Placement data for elements
---*---

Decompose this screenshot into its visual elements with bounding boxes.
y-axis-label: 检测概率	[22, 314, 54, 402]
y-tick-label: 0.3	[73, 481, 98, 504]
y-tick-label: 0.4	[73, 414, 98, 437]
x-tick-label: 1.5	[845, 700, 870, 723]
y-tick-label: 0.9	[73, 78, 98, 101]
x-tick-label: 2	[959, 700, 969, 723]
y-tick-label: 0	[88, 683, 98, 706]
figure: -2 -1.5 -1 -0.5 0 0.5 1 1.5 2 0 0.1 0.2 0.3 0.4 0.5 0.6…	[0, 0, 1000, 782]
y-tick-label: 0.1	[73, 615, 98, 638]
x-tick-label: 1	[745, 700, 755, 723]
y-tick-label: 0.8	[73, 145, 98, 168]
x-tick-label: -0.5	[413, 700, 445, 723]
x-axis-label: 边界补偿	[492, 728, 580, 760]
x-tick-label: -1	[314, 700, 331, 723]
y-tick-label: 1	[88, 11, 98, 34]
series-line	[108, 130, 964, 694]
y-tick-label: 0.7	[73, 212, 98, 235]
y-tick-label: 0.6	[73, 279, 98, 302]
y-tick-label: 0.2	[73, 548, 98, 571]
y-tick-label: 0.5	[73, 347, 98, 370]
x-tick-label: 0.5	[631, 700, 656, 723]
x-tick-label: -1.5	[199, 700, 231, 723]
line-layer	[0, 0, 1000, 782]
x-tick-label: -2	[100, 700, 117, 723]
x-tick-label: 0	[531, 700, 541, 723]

---*---

Copy out, unchanged, every line from the beginning of the records up to and including the line containing "700, 969, 723]".

**Final result**.
Decompose this screenshot into its visual elements with bounding boxes.
y-axis-label: 检测概率	[22, 314, 54, 402]
y-tick-label: 0.3	[73, 481, 98, 504]
y-tick-label: 0.4	[73, 414, 98, 437]
x-tick-label: 1.5	[845, 700, 870, 723]
y-tick-label: 0.9	[73, 78, 98, 101]
x-tick-label: 2	[959, 700, 969, 723]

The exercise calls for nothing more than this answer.